SCHRIFTLICHER AUFTRAG A: Kannst du den Textauszug über Agenda-Setting vollständig und Wort für Wort abschreiben?

Ich jedenfalls musste lange nach einer Antwort auf die „Neger-Debatte“ suchen. Denn obwohl ich mich für einen aufmerksamen Leser der Tagespresse halte, ist mir die Berichterstattung eine Antwort schuldig geblieben. So wie bei vielen anderen Ereignissen, deren Aufzählung ins unendliche laufen könnte: Gibt es noch eine Choleraepidemie in Haiti? Gibt es neue Kontrollmöglichkeiten, um zukünftig Pferdefleisch im Döner zu verhindern? Werden „Offshore-Leaks“ bald verhindert, weil die Politik neue Sanktionen einführt? Man weiß es nicht...

Der folgende Blog möchte sich inhaltlich dem „Agenda-Setting“ annähern. Zum einen werde ich dazu ausgewählte Themen verfolgen, von ihrem Auftauchen bis zum „Untergang“ im medialen Gedächtnis. Zum anderen werde ich mich mit der Theorie, mit der Begrifflichkeit, ihren Ursachen und der Wirkung
des Agenda-Setting-Effekts beschäftigen.


Auf der Agenda 

Doch was ist es überhaupt, dieses ominöse „Agenda-Setting“, dieser Begriff der da einfach so dasteht in der Medienwissenschaft? Wörtlich übersetzt will es doch nur sagen, dass man sich ein Thema setzt, etwas auf die Tagesordnung bringt und darüber berichtet. Die wörtliche Übersetzung lässt offen, wer hier das Thema setzt und wer es erfahren möchte. Frei nach dem „Henne-Ei-Prinzip“ kann man schon provokant an den Beginn meiner folgenden Ausführungen die Frage werfen, ob die Medien dem Rezipienten das Interesse an einer Berichterstattung aufdrängen, oder ob es der Rezipient von sich aus einfordert. Messbar wäre Zweiteres durch die Quote, durch die Kommentare, die der Leser bzw. Hörer von sich gibt.

MATERIAL ZUR AUFGABE:
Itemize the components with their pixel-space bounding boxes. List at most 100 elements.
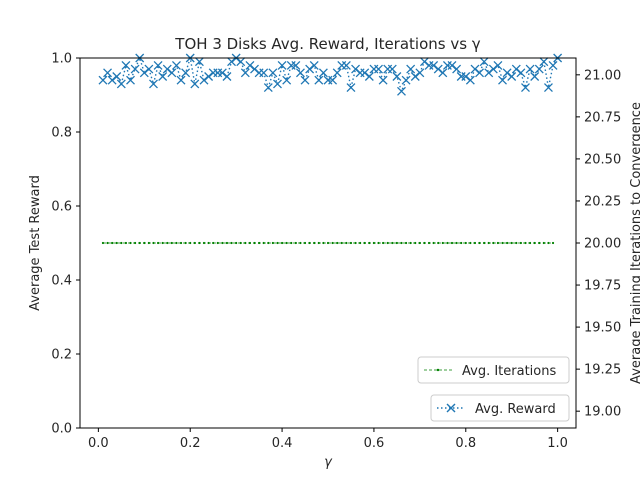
avg-iterations-point xyxy=(267,241,270,245)
avg-reward-point xyxy=(171,60,181,70)
avg-iterations-point xyxy=(404,241,408,245)
series-avg-iterations xyxy=(101,241,555,245)
avg-iterations-point xyxy=(170,241,173,245)
avg-reward-point xyxy=(300,75,310,85)
y2-tick-label: 19.75 xyxy=(584,279,621,294)
avg-iterations-point xyxy=(313,241,316,245)
legend-box-iterations xyxy=(417,356,570,384)
avg-iterations-point xyxy=(308,241,311,245)
avg-iterations-point xyxy=(395,241,398,245)
x-tick-label: 0.2 xyxy=(180,436,201,451)
legend-avg-reward: Avg. Reward xyxy=(430,394,570,422)
avg-iterations-point xyxy=(483,241,486,245)
avg-iterations-point xyxy=(506,241,509,245)
avg-iterations-point xyxy=(152,241,155,245)
avg-iterations-point xyxy=(455,241,458,245)
avg-reward-point xyxy=(493,60,503,70)
avg-reward-point xyxy=(240,68,250,78)
y2-tick-label: 19.00 xyxy=(584,405,621,420)
avg-reward-point xyxy=(415,68,425,78)
y-tick-label: 0.2 xyxy=(51,348,72,363)
avg-reward-point xyxy=(263,83,273,93)
avg-reward-point xyxy=(282,75,292,85)
avg-reward-point xyxy=(498,75,507,85)
y2-tick-label: 19.25 xyxy=(584,363,621,378)
avg-iterations-point xyxy=(239,241,242,245)
avg-iterations-point xyxy=(303,241,307,245)
y2-tick-label: 20.75 xyxy=(584,110,621,125)
avg-iterations-point xyxy=(450,241,454,245)
avg-iterations-point xyxy=(276,241,279,245)
avg-iterations-point xyxy=(317,241,320,245)
legend-box-reward xyxy=(430,394,570,422)
avg-reward-point xyxy=(438,68,448,78)
avg-iterations-point xyxy=(115,241,118,245)
y-axis-title: Average Test Reward xyxy=(28,175,43,311)
avg-iterations-point xyxy=(221,241,224,245)
y2-tick-label: 21.00 xyxy=(584,68,621,83)
y2-axis-title: Average Training Iterations to Convergen… xyxy=(629,102,640,384)
avg-reward-point xyxy=(318,68,328,78)
avg-reward-point xyxy=(521,83,530,93)
avg-iterations-point xyxy=(166,241,169,245)
avg-iterations-point xyxy=(492,241,495,245)
avg-iterations-point xyxy=(216,241,219,245)
avg-iterations-point xyxy=(299,241,302,245)
avg-iterations-point xyxy=(101,241,105,245)
avg-reward-point xyxy=(328,75,338,85)
avg-reward-point xyxy=(121,60,131,70)
avg-iterations-point xyxy=(427,241,431,245)
avg-iterations-point xyxy=(179,241,183,245)
avg-reward-point xyxy=(190,79,200,89)
legend-marker-reward xyxy=(446,403,456,413)
avg-iterations-point xyxy=(547,241,550,245)
avg-reward-point xyxy=(314,75,324,85)
avg-iterations-point xyxy=(418,241,421,245)
avg-iterations-point xyxy=(294,241,297,245)
avg-iterations-point xyxy=(248,241,252,245)
y2-tick-label: 20.00 xyxy=(584,237,621,252)
avg-reward-point xyxy=(112,72,122,81)
avg-reward-point xyxy=(507,72,517,81)
avg-iterations-point xyxy=(285,241,288,245)
avg-reward-point xyxy=(222,72,232,81)
avg-iterations-point xyxy=(120,241,123,245)
avg-reward-point xyxy=(530,72,540,81)
avg-iterations-point xyxy=(359,241,362,245)
x-axis-title: γ xyxy=(324,455,333,470)
avg-iterations-point xyxy=(519,241,522,245)
avg-reward-point xyxy=(309,60,319,70)
y-tick-label: 0.6 xyxy=(51,200,72,215)
avg-iterations-point xyxy=(207,241,210,245)
avg-iterations-point xyxy=(551,241,555,245)
avg-iterations-point xyxy=(184,241,187,245)
avg-iterations-point xyxy=(336,241,339,245)
avg-iterations-point xyxy=(193,241,196,245)
avg-reward-point xyxy=(539,57,549,67)
avg-reward-point xyxy=(268,68,278,78)
avg-iterations-point xyxy=(501,241,504,245)
avg-iterations-point xyxy=(230,241,233,245)
avg-iterations-point xyxy=(515,241,518,245)
avg-iterations-point xyxy=(377,241,380,245)
avg-iterations-point xyxy=(372,241,376,245)
avg-iterations-point xyxy=(349,241,353,245)
avg-iterations-point xyxy=(441,241,444,245)
legend-marker-iterations xyxy=(436,368,440,372)
avg-reward-point xyxy=(465,75,475,85)
avg-reward-point xyxy=(167,68,177,78)
avg-iterations-point xyxy=(290,241,293,245)
y2-tick-label: 20.25 xyxy=(584,194,621,209)
avg-reward-point xyxy=(378,75,388,85)
avg-iterations-point xyxy=(409,241,412,245)
avg-reward-point xyxy=(401,75,411,85)
avg-iterations-point xyxy=(202,241,206,245)
avg-iterations-point xyxy=(414,241,417,245)
avg-iterations-point xyxy=(322,241,325,245)
avg-iterations-point xyxy=(143,241,146,245)
avg-iterations-point xyxy=(437,241,440,245)
avg-iterations-point xyxy=(161,241,164,245)
avg-reward-point xyxy=(543,83,553,93)
y2-tick-label: 19.50 xyxy=(584,321,621,336)
x-tick-label: 1.0 xyxy=(547,436,568,451)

SCHRIFTLICHER AUFTRAG B: Wie lauten die Zeilen der Auflistung von der Zeile mit „avg-iterations-point xyxy=(267,241,270,245)“ bis zur Zeile mit „avg-iterations-point xyxy=(299,241,302,245)“, beide eingeschlossen, als JSON-Liste von Strings mit einem String pro Zeile und ohne Leerzeilen? Gib nur diese Zeilen wieder.

RICHTIGES ERGEBNIS A:
Ich jedenfalls musste lange nach einer Antwort auf die „Neger-Debatte“ suchen. Denn obwohl ich mich für einen aufmerksamen Leser der Tagespresse halte, ist mir die Berichterstattung eine Antwort schuldig geblieben. So wie bei vielen anderen Ereignissen, deren Aufzählung ins unendliche laufen könnte: Gibt es noch eine Choleraepidemie in Haiti? Gibt es neue Kontrollmöglichkeiten, um zukünftig Pferdefleisch im Döner zu verhindern? Werden „Offshore-Leaks“ bald verhindert, weil die Politik neue Sanktionen einführt? Man weiß es nicht...

Der folgende Blog möchte sich inhaltlich dem „Agenda-Setting“ annähern. Zum einen werde ich dazu ausgewählte Themen verfolgen, von ihrem Auftauchen bis zum „Untergang“ im medialen Gedächtnis. Zum anderen werde ich mich mit der Theorie, mit der Begrifflichkeit, ihren Ursachen und der Wirkung
des Agenda-Setting-Effekts beschäftigen.


Auf der Agenda 

Doch was ist es überhaupt, dieses ominöse „Agenda-Setting“, dieser Begriff der da einfach so dasteht in der Medienwissenschaft? Wörtlich übersetzt will es doch nur sagen, dass man sich ein Thema setzt, etwas auf die Tagesordnung bringt und darüber berichtet. Die wörtliche Übersetzung lässt offen, wer hier das Thema setzt und wer es erfahren möchte. Frei nach dem „Henne-Ei-Prinzip“ kann man schon provokant an den Beginn meiner folgenden Ausführungen die Frage werfen, ob die Medien dem Rezipienten das Interesse an einer Berichterstattung aufdrängen, oder ob es der Rezipient von sich aus einfordert. Messbar wäre Zweiteres durch die Quote, durch die Kommentare, die der Leser bzw. Hörer von sich gibt.

RICHTIGES ERGEBNIS B:
[
  "avg-iterations-point xyxy=(267,241,270,245)",
  "avg-reward-point xyxy=(171,60,181,70)",
  "avg-iterations-point xyxy=(404,241,408,245)",
  "series-avg-iterations xyxy=(101,241,555,245)",
  "avg-iterations-point xyxy=(170,241,173,245)",
  "avg-reward-point xyxy=(300,75,310,85)",
  "y2-tick-label: 19.75 xyxy=(584,279,621,294)",
  "avg-iterations-point xyxy=(313,241,316,245)",
  "legend-box-iterations xyxy=(417,356,570,384)",
  "avg-iterations-point xyxy=(308,241,311,245)",
  "avg-iterations-point xyxy=(395,241,398,245)",
  "x-tick-label: 0.2 xyxy=(180,436,201,451)",
  "legend-avg-reward: Avg. Reward xyxy=(430,394,570,422)",
  "avg-iterations-point xyxy=(483,241,486,245)",
  "avg-iterations-point xyxy=(506,241,509,245)",
  "avg-iterations-point xyxy=(152,241,155,245)",
  "avg-iterations-point xyxy=(455,241,458,245)",
  "avg-reward-point xyxy=(493,60,503,70)",
  "avg-reward-point xyxy=(240,68,250,78)",
  "y2-tick-label: 19.00 xyxy=(584,405,621,420)",
  "avg-reward-point xyxy=(415,68,425,78)",
  "y-tick-label: 0.2 xyxy=(51,348,72,363)",
  "avg-reward-point xyxy=(263,83,273,93)",
  "avg-reward-point xyxy=(282,75,292,85)",
  "avg-reward-point xyxy=(498,75,507,85)",
  "y2-tick-label: 19.25 xyxy=(584,363,621,378)",
  "avg-iterations-point xyxy=(239,241,242,245)",
  "avg-iterations-point xyxy=(303,241,307,245)",
  "y2-tick-label: 20.75 xyxy=(584,110,621,125)",
  "avg-iterations-point xyxy=(450,241,454,245)",
  "avg-iterations-point xyxy=(276,241,279,245)",
  "avg-iterations-point xyxy=(317,241,320,245)",
  "legend-box-reward xyxy=(430,394,570,422)",
  "avg-reward-point xyxy=(438,68,448,78)",
  "avg-iterations-point xyxy=(115,241,118,245)",
  "y-axis-title: Average Test Reward xyxy=(28,175,43,311)",
  "avg-iterations-point xyxy=(221,241,224,245)",
  "y2-tick-label: 21.00 xyxy=(584,68,621,83)",
  "y2-axis-title: Average Training Iterations to Convergen… xyxy=(629,102,640,384)",
  "avg-reward-point xyxy=(318,68,328,78)",
  "avg-reward-point xyxy=(521,83,530,93)",
  "avg-iterations-point xyxy=(166,241,169,245)",
  "avg-iterations-point xyxy=(492,241,495,245)",
  "avg-iterations-point xyxy=(216,241,219,245)",
  "avg-iterations-point xyxy=(299,241,302,245)"
]